▸ **INSTRUCTIONS FOR THE TASK**: Render the following material again verbatim, leaving nothing out.

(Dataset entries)
• • •

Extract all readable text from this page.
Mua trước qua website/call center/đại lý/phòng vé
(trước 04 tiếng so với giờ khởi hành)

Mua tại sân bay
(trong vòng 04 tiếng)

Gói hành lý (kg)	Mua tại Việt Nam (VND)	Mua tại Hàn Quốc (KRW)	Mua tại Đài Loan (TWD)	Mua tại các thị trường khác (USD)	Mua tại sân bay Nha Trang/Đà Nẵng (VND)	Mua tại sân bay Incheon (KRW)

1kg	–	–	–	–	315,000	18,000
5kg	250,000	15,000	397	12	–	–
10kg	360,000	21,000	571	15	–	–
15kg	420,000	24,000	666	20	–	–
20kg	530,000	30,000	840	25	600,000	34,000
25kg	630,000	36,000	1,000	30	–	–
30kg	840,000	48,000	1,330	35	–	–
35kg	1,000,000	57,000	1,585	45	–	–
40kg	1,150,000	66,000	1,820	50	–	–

• • •

▸ **EXERCISE RESULT**:
Extract all readable text from this page.
Mua trước qua website/call center/đại lý/phòng vé
(trước 04 tiếng so với giờ khởi hành)

Mua tại sân bay
(trong vòng 04 tiếng)

Gói hành lý (kg)	Mua tại Việt Nam (VND)	Mua tại Hàn Quốc (KRW)	Mua tại Đài Loan (TWD)	Mua tại các thị trường khác (USD)	Mua tại sân bay Nha Trang/Đà Nẵng (VND)	Mua tại sân bay Incheon (KRW)

1kg	–	–	–	–	315,000	18,000
5kg	250,000	15,000	397	12	–	–
10kg	360,000	21,000	571	15	–	–
15kg	420,000	24,000	666	20	–	–
20kg	530,000	30,000	840	25	600,000	34,000
25kg	630,000	36,000	1,000	30	–	–
30kg	840,000	48,000	1,330	35	–	–
35kg	1,000,000	57,000	1,585	45	–	–
40kg	1,150,000	66,000	1,820	50	–	–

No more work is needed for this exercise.